Transcribe every entry word for word, leaving out all images.

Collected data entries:
[Start]

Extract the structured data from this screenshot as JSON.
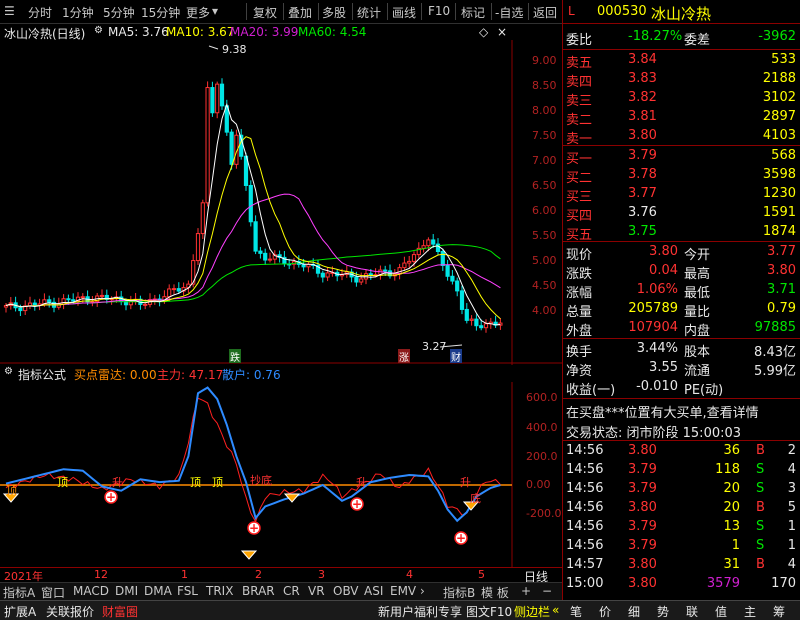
{
  "toolbar": {
    "periods": [
      "分时",
      "1分钟",
      "5分钟",
      "15分钟",
      "更多"
    ],
    "actions": [
      "复权",
      "叠加",
      "多股",
      "统计",
      "画线",
      "F10",
      "标记",
      "-自选",
      "返回"
    ]
  },
  "chart": {
    "title": "冰山冷热(日线)",
    "ma5_label": "MA5: 3.76",
    "ma10_label": "MA10: 3.67",
    "ma20_label": "MA20: 3.99",
    "ma60_label": "MA60: 4.54",
    "high_label": "9.38",
    "low_label": "3.27",
    "event_tags": [
      "跌",
      "涨",
      "财"
    ],
    "price_ticks": [
      "9.00",
      "8.50",
      "8.00",
      "7.50",
      "7.00",
      "6.50",
      "6.00",
      "5.50",
      "5.00",
      "4.50",
      "4.00"
    ],
    "colors": {
      "ma5": "#ffffff",
      "ma10": "#ffff00",
      "ma20": "#ff40ff",
      "ma60": "#00e600",
      "up": "#ff3232",
      "down": "#00e6e6"
    }
  },
  "indicator": {
    "title": "指标公式",
    "buy_label": "买点雷达: 0.00",
    "main_label": "主力: 47.17",
    "retail_label": "散户: 0.76",
    "ticks": [
      "600.0",
      "400.0",
      "200.0",
      "0.00",
      "-200.0"
    ],
    "signal_labels": [
      "顶",
      "顶",
      "顶",
      "顶",
      "抄底",
      "升",
      "升",
      "升",
      "底"
    ],
    "colors": {
      "main": "#ff2020",
      "retail": "#2e8bff",
      "zero": "#ff8c00"
    }
  },
  "timeline": {
    "labels": [
      "2021年",
      "12",
      "1",
      "2",
      "3",
      "4",
      "5"
    ],
    "right_label": "日线"
  },
  "bottom_tabs": [
    "指标A",
    "窗口",
    "MACD",
    "DMI",
    "DMA",
    "FSL",
    "TRIX",
    "BRAR",
    "CR",
    "VR",
    "OBV",
    "ASI",
    "EMV",
    "指标B",
    "模 板"
  ],
  "status_bar": {
    "left": [
      "扩展A",
      "关联报价",
      "财富圈"
    ],
    "right": [
      "新用户福利专享",
      "图文F10",
      "侧边栏"
    ],
    "icons": [
      "笔",
      "价",
      "细",
      "势",
      "联",
      "值",
      "主",
      "筹"
    ]
  },
  "quote": {
    "code": "000530",
    "name": "冰山冷热",
    "weibi_label": "委比",
    "weibi": "-18.27%",
    "weicha_label": "委差",
    "weicha": "-3962",
    "asks": [
      {
        "label": "卖五",
        "price": "3.84",
        "vol": "533"
      },
      {
        "label": "卖四",
        "price": "3.83",
        "vol": "2188"
      },
      {
        "label": "卖三",
        "price": "3.82",
        "vol": "3102"
      },
      {
        "label": "卖二",
        "price": "3.81",
        "vol": "2897"
      },
      {
        "label": "卖一",
        "price": "3.80",
        "vol": "4103"
      }
    ],
    "bids": [
      {
        "label": "买一",
        "price": "3.79",
        "vol": "568"
      },
      {
        "label": "买二",
        "price": "3.78",
        "vol": "3598"
      },
      {
        "label": "买三",
        "price": "3.77",
        "vol": "1230"
      },
      {
        "label": "买四",
        "price": "3.76",
        "vol": "1591"
      },
      {
        "label": "买五",
        "price": "3.75",
        "vol": "1874"
      }
    ],
    "stats": [
      {
        "l1": "现价",
        "v1": "3.80",
        "l2": "今开",
        "v2": "3.77"
      },
      {
        "l1": "涨跌",
        "v1": "0.04",
        "l2": "最高",
        "v2": "3.80"
      },
      {
        "l1": "涨幅",
        "v1": "1.06%",
        "l2": "最低",
        "v2": "3.71"
      },
      {
        "l1": "总量",
        "v1": "205789",
        "l2": "量比",
        "v2": "0.79"
      },
      {
        "l1": "外盘",
        "v1": "107904",
        "l2": "内盘",
        "v2": "97885"
      }
    ],
    "stats2": [
      {
        "l1": "换手",
        "v1": "3.44%",
        "l2": "股本",
        "v2": "8.43亿"
      },
      {
        "l1": "净资",
        "v1": "3.55",
        "l2": "流通",
        "v2": "5.99亿"
      },
      {
        "l1": "收益(一)",
        "v1": "-0.010",
        "l2": "PE(动)",
        "v2": ""
      }
    ],
    "notice": "在买盘***位置有大买单,查看详情",
    "trade_status": "交易状态: 闭市阶段  15:00:03",
    "ticks": [
      {
        "time": "14:56",
        "price": "3.80",
        "vol": "36",
        "side": "B",
        "n": "2"
      },
      {
        "time": "14:56",
        "price": "3.79",
        "vol": "118",
        "side": "S",
        "n": "4"
      },
      {
        "time": "14:56",
        "price": "3.79",
        "vol": "20",
        "side": "S",
        "n": "3"
      },
      {
        "time": "14:56",
        "price": "3.80",
        "vol": "20",
        "side": "B",
        "n": "5"
      },
      {
        "time": "14:56",
        "price": "3.79",
        "vol": "13",
        "side": "S",
        "n": "1"
      },
      {
        "time": "14:56",
        "price": "3.79",
        "vol": "1",
        "side": "S",
        "n": "1"
      },
      {
        "time": "14:57",
        "price": "3.80",
        "vol": "31",
        "side": "B",
        "n": "4"
      },
      {
        "time": "15:00",
        "price": "3.80",
        "vol": "3579",
        "side": "",
        "n": "170"
      }
    ]
  }
}
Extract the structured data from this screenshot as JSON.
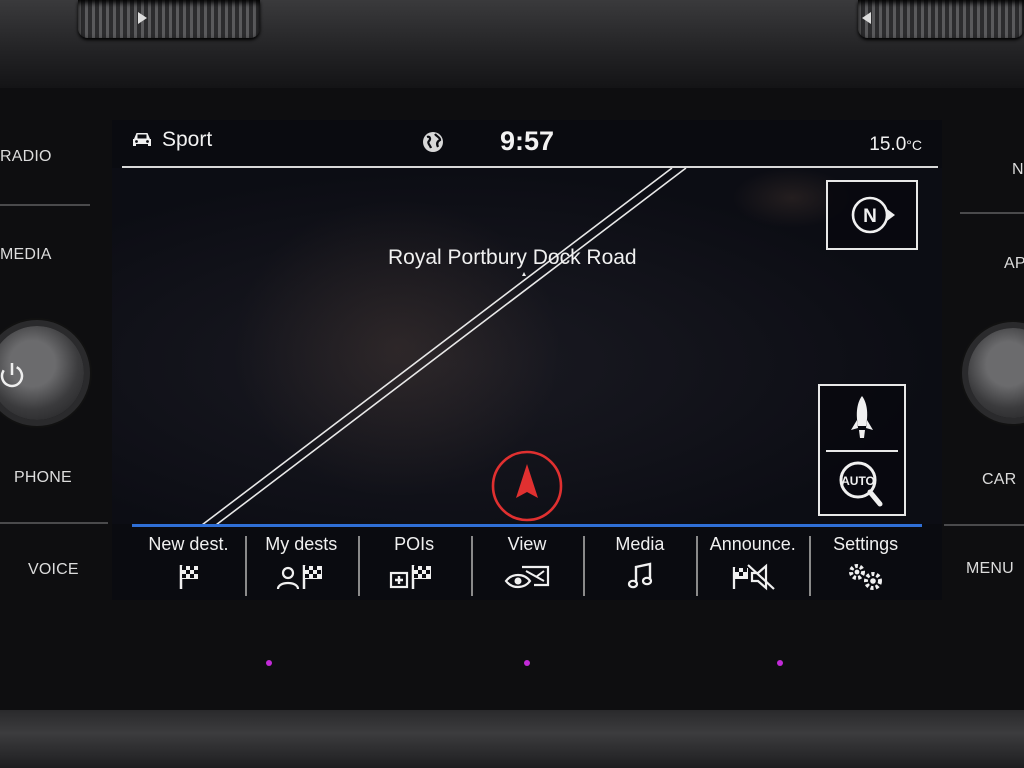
{
  "hardware": {
    "left_buttons": [
      "RADIO",
      "MEDIA",
      "PHONE",
      "VOICE"
    ],
    "right_buttons": [
      "N",
      "AP",
      "CAR",
      "MENU"
    ]
  },
  "status_bar": {
    "mode": "Sport",
    "mode_icon": "car-icon",
    "globe_icon": "globe-icon",
    "time": "9:57",
    "temperature": "15.0",
    "temperature_unit": "°C"
  },
  "map": {
    "road_label": "Royal Portbury Dock Road",
    "compass_label": "N",
    "auto_zoom_label": "AUTO",
    "position_marker": "vehicle-arrow-icon"
  },
  "menu": [
    {
      "label": "New dest.",
      "icon": "flag-icon"
    },
    {
      "label": "My dests",
      "icon": "person-flag-icon"
    },
    {
      "label": "POIs",
      "icon": "poi-flag-icon"
    },
    {
      "label": "View",
      "icon": "map-view-icon"
    },
    {
      "label": "Media",
      "icon": "music-note-icon"
    },
    {
      "label": "Announce.",
      "icon": "speaker-muted-flag-icon"
    },
    {
      "label": "Settings",
      "icon": "gears-icon"
    }
  ],
  "colors": {
    "accent_line": "#2f6fd6",
    "position_marker": "#e03030",
    "led": "#c22ad8"
  }
}
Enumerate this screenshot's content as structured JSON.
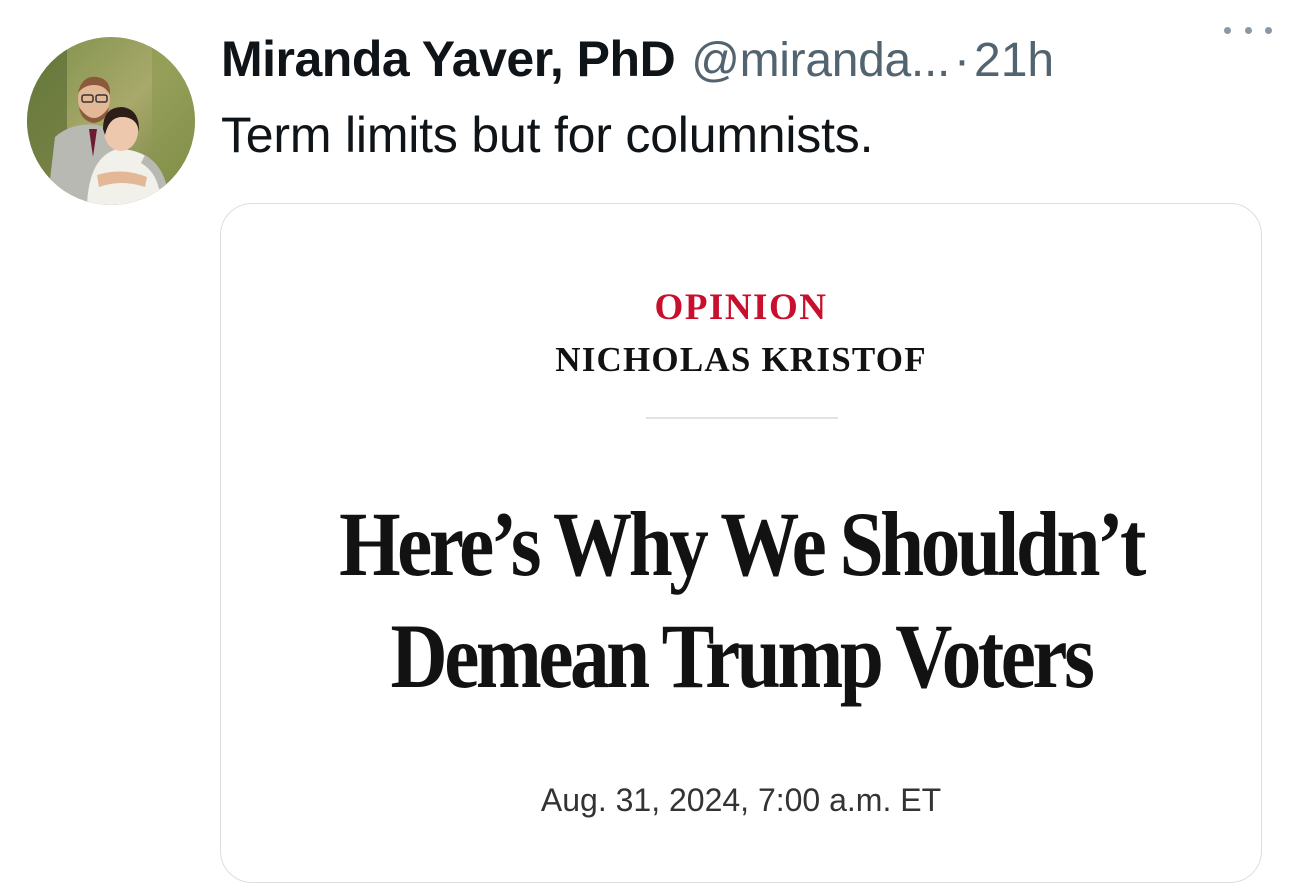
{
  "tweet": {
    "display_name": "Miranda Yaver, PhD",
    "handle": "@miranda...",
    "separator": "·",
    "time": "21h",
    "text": "Term limits but for columnists.",
    "more_icon": "more-horizontal-icon",
    "avatar_icon": "profile-photo"
  },
  "card": {
    "kicker": "OPINION",
    "byline": "NICHOLAS KRISTOF",
    "headline_line1": "Here’s Why We Shouldn’t",
    "headline_line2": "Demean Trump Voters",
    "date": "Aug. 31, 2024, 7:00 a.m. ET"
  },
  "colors": {
    "kicker_red": "#c8102e",
    "secondary_text": "#536471",
    "card_border": "#d9dfe3",
    "headline": "#121212"
  }
}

[End]

SOLUTION FOR THIS TASK -
Extract the structured data from this screenshot as JSON.
{
  "toolbar": {
    "periods": [
      "分时",
      "1分钟",
      "5分钟",
      "15分钟",
      "更多"
    ],
    "actions": [
      "复权",
      "叠加",
      "多股",
      "统计",
      "画线",
      "F10",
      "标记",
      "-自选",
      "返回"
    ]
  },
  "chart": {
    "title": "冰山冷热(日线)",
    "ma5_label": "MA5: 3.76",
    "ma10_label": "MA10: 3.67",
    "ma20_label": "MA20: 3.99",
    "ma60_label": "MA60: 4.54",
    "high_label": "9.38",
    "low_label": "3.27",
    "event_tags": [
      "跌",
      "涨",
      "财"
    ],
    "price_ticks": [
      "9.00",
      "8.50",
      "8.00",
      "7.50",
      "7.00",
      "6.50",
      "6.00",
      "5.50",
      "5.00",
      "4.50",
      "4.00"
    ],
    "colors": {
      "ma5": "#ffffff",
      "ma10": "#ffff00",
      "ma20": "#ff40ff",
      "ma60": "#00e600",
      "up": "#ff3232",
      "down": "#00e6e6"
    }
  },
  "indicator": {
    "title": "指标公式",
    "buy_label": "买点雷达: 0.00",
    "main_label": "主力: 47.17",
    "retail_label": "散户: 0.76",
    "ticks": [
      "600.0",
      "400.0",
      "200.0",
      "0.00",
      "-200.0"
    ],
    "signal_labels": [
      "顶",
      "顶",
      "顶",
      "顶",
      "抄底",
      "升",
      "升",
      "升",
      "底"
    ],
    "colors": {
      "main": "#ff2020",
      "retail": "#2e8bff",
      "zero": "#ff8c00"
    }
  },
  "timeline": {
    "labels": [
      "2021年",
      "12",
      "1",
      "2",
      "3",
      "4",
      "5"
    ],
    "right_label": "日线"
  },
  "bottom_tabs": [
    "指标A",
    "窗口",
    "MACD",
    "DMI",
    "DMA",
    "FSL",
    "TRIX",
    "BRAR",
    "CR",
    "VR",
    "OBV",
    "ASI",
    "EMV",
    "指标B",
    "模 板"
  ],
  "status_bar": {
    "left": [
      "扩展A",
      "关联报价",
      "财富圈"
    ],
    "right": [
      "新用户福利专享",
      "图文F10",
      "侧边栏"
    ],
    "icons": [
      "笔",
      "价",
      "细",
      "势",
      "联",
      "值",
      "主",
      "筹"
    ]
  },
  "quote": {
    "code": "000530",
    "name": "冰山冷热",
    "weibi_label": "委比",
    "weibi": "-18.27%",
    "weicha_label": "委差",
    "weicha": "-3962",
    "asks": [
      {
        "label": "卖五",
        "price": "3.84",
        "vol": "533"
      },
      {
        "label": "卖四",
        "price": "3.83",
        "vol": "2188"
      },
      {
        "label": "卖三",
        "price": "3.82",
        "vol": "3102"
      },
      {
        "label": "卖二",
        "price": "3.81",
        "vol": "2897"
      },
      {
        "label": "卖一",
        "price": "3.80",
        "vol": "4103"
      }
    ],
    "bids": [
      {
        "label": "买一",
        "price": "3.79",
        "vol": "568"
      },
      {
        "label": "买二",
        "price": "3.78",
        "vol": "3598"
      },
      {
        "label": "买三",
        "price": "3.77",
        "vol": "1230"
      },
      {
        "label": "买四",
        "price": "3.76",
        "vol": "1591"
      },
      {
        "label": "买五",
        "price": "3.75",
        "vol": "1874"
      }
    ],
    "stats": [
      {
        "l1": "现价",
        "v1": "3.80",
        "l2": "今开",
        "v2": "3.77"
      },
      {
        "l1": "涨跌",
        "v1": "0.04",
        "l2": "最高",
        "v2": "3.80"
      },
      {
        "l1": "涨幅",
        "v1": "1.06%",
        "l2": "最低",
        "v2": "3.71"
      },
      {
        "l1": "总量",
        "v1": "205789",
        "l2": "量比",
        "v2": "0.79"
      },
      {
        "l1": "外盘",
        "v1": "107904",
        "l2": "内盘",
        "v2": "97885"
      }
    ],
    "stats2": [
      {
        "l1": "换手",
        "v1": "3.44%",
        "l2": "股本",
        "v2": "8.43亿"
      },
      {
        "l1": "净资",
        "v1": "3.55",
        "l2": "流通",
        "v2": "5.99亿"
      },
      {
        "l1": "收益(一)",
        "v1": "-0.010",
        "l2": "PE(动)",
        "v2": ""
      }
    ],
    "notice": "在买盘***位置有大买单,查看详情",
    "trade_status": "交易状态: 闭市阶段  15:00:03",
    "ticks": [
      {
        "time": "14:56",
        "price": "3.80",
        "vol": "36",
        "side": "B",
        "n": "2"
      },
      {
        "time": "14:56",
        "price": "3.79",
        "vol": "118",
        "side": "S",
        "n": "4"
      },
      {
        "time": "14:56",
        "price": "3.79",
        "vol": "20",
        "side": "S",
        "n": "3"
      },
      {
        "time": "14:56",
        "price": "3.80",
        "vol": "20",
        "side": "B",
        "n": "5"
      },
      {
        "time": "14:56",
        "price": "3.79",
        "vol": "13",
        "side": "S",
        "n": "1"
      },
      {
        "time": "14:56",
        "price": "3.79",
        "vol": "1",
        "side": "S",
        "n": "1"
      },
      {
        "time": "14:57",
        "price": "3.80",
        "vol": "31",
        "side": "B",
        "n": "4"
      },
      {
        "time": "15:00",
        "price": "3.80",
        "vol": "3579",
        "side": "",
        "n": "170"
      }
    ]
  }
}
Extract the structured data from this screenshot as JSON.
{
  "hardware": {
    "left_buttons": [
      "RADIO",
      "MEDIA",
      "PHONE",
      "VOICE"
    ],
    "right_buttons": [
      "N",
      "AP",
      "CAR",
      "MENU"
    ]
  },
  "status_bar": {
    "mode": "Sport",
    "mode_icon": "car-icon",
    "globe_icon": "globe-icon",
    "time": "9:57",
    "temperature": "15.0",
    "temperature_unit": "°C"
  },
  "map": {
    "road_label": "Royal Portbury Dock Road",
    "compass_label": "N",
    "auto_zoom_label": "AUTO",
    "position_marker": "vehicle-arrow-icon"
  },
  "menu": [
    {
      "label": "New dest.",
      "icon": "flag-icon"
    },
    {
      "label": "My dests",
      "icon": "person-flag-icon"
    },
    {
      "label": "POIs",
      "icon": "poi-flag-icon"
    },
    {
      "label": "View",
      "icon": "map-view-icon"
    },
    {
      "label": "Media",
      "icon": "music-note-icon"
    },
    {
      "label": "Announce.",
      "icon": "speaker-muted-flag-icon"
    },
    {
      "label": "Settings",
      "icon": "gears-icon"
    }
  ],
  "colors": {
    "accent_line": "#2f6fd6",
    "position_marker": "#e03030",
    "led": "#c22ad8"
  }
}
Enumerate this screenshot's content as structured JSON.
{
  "tweet": {
    "display_name": "Miranda Yaver, PhD",
    "handle": "@miranda...",
    "separator": "·",
    "time": "21h",
    "text": "Term limits but for columnists.",
    "more_icon": "more-horizontal-icon",
    "avatar_icon": "profile-photo"
  },
  "card": {
    "kicker": "OPINION",
    "byline": "NICHOLAS KRISTOF",
    "headline_line1": "Here’s Why We Shouldn’t",
    "headline_line2": "Demean Trump Voters",
    "date": "Aug. 31, 2024, 7:00 a.m. ET"
  },
  "colors": {
    "kicker_red": "#c8102e",
    "secondary_text": "#536471",
    "card_border": "#d9dfe3",
    "headline": "#121212"
  }
}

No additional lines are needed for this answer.